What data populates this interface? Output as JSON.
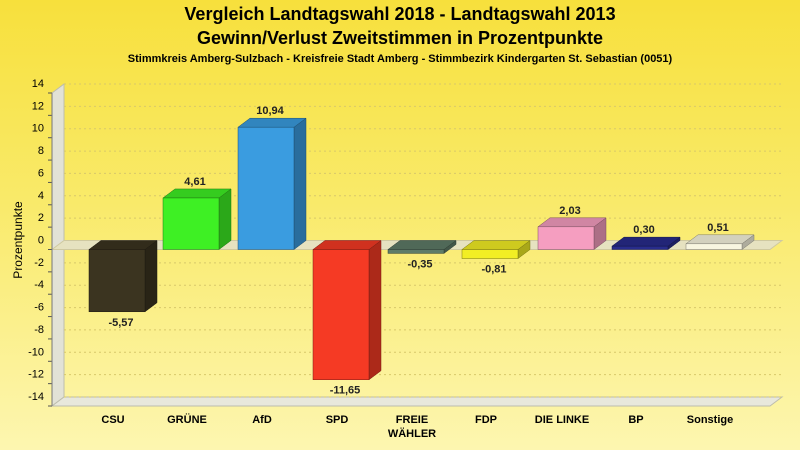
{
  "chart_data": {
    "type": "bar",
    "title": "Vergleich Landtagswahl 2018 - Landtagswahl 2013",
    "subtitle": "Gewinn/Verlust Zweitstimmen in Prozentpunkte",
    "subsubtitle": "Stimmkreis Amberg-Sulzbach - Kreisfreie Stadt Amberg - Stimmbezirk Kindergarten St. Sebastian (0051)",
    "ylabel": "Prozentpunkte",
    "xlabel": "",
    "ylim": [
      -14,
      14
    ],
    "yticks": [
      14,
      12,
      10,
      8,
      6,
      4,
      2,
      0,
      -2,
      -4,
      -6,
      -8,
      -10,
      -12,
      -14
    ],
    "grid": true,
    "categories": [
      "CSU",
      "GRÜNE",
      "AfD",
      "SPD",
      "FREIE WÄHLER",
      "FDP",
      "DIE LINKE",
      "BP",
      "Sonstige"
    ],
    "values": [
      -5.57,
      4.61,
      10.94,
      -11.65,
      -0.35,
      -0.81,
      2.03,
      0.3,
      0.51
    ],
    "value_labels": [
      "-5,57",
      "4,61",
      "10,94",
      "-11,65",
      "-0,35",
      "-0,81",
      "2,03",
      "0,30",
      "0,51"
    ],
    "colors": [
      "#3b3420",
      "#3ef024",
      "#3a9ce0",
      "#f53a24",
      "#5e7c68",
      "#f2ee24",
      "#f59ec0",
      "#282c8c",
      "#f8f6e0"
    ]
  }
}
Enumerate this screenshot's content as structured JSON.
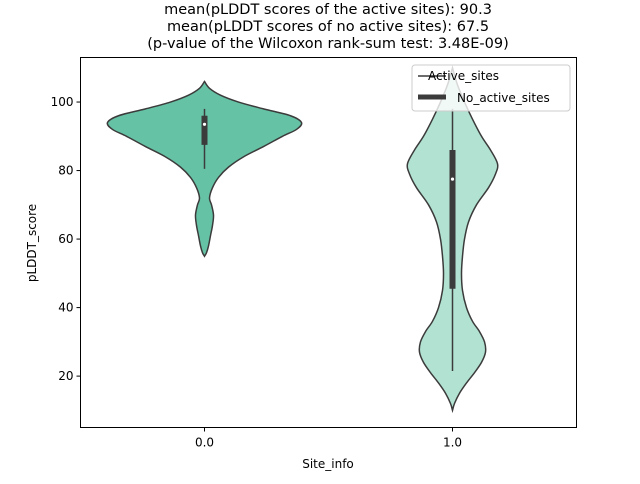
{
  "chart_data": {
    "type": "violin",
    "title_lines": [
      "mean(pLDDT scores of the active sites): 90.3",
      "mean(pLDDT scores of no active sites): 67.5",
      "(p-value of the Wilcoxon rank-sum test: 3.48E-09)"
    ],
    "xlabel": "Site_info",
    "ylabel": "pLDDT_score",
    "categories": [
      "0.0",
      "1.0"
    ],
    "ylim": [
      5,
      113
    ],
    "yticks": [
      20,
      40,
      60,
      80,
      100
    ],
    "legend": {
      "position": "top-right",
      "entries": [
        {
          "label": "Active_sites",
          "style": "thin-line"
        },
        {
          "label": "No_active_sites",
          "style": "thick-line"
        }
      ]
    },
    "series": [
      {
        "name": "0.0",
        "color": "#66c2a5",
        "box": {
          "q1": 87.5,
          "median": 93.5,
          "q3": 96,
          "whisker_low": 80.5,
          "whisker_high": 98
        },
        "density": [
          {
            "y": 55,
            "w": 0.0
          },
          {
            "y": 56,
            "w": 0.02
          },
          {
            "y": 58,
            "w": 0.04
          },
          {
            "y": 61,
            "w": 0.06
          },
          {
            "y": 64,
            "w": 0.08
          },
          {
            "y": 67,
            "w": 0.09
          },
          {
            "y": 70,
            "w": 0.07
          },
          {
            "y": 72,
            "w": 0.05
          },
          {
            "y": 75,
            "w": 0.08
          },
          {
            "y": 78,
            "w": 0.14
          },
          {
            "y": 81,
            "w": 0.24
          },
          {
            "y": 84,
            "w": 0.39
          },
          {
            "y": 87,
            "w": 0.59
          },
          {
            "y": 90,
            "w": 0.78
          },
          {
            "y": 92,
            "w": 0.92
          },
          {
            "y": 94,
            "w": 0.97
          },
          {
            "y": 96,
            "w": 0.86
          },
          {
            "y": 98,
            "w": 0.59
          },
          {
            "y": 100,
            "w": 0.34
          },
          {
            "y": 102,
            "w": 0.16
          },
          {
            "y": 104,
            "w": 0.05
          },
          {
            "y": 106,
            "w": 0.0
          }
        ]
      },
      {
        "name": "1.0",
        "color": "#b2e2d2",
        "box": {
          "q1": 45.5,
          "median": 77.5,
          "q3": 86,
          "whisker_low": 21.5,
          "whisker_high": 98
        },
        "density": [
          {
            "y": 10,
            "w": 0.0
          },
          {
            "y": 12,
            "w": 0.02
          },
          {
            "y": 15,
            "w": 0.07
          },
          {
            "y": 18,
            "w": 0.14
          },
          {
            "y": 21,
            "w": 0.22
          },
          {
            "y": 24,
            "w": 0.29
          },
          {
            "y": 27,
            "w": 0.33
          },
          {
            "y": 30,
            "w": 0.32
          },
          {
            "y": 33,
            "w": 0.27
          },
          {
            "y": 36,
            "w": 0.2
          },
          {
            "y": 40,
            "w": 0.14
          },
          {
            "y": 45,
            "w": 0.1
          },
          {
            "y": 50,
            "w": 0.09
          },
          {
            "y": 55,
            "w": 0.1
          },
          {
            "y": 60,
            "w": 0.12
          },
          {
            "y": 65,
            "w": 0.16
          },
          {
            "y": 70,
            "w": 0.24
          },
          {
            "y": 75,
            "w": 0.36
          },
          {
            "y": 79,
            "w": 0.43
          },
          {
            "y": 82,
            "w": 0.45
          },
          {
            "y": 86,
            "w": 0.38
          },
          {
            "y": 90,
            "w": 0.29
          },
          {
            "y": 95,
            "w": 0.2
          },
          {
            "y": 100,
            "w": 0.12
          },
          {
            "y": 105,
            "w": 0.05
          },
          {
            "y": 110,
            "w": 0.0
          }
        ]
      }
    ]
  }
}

........

### Request
Using the listing above, pick out each line that contains the word "mean", then copy it.

### Written reply
      "mean(pLDDT scores of the active sites): 90.3",
      "mean(pLDDT scores of no active sites): 67.5",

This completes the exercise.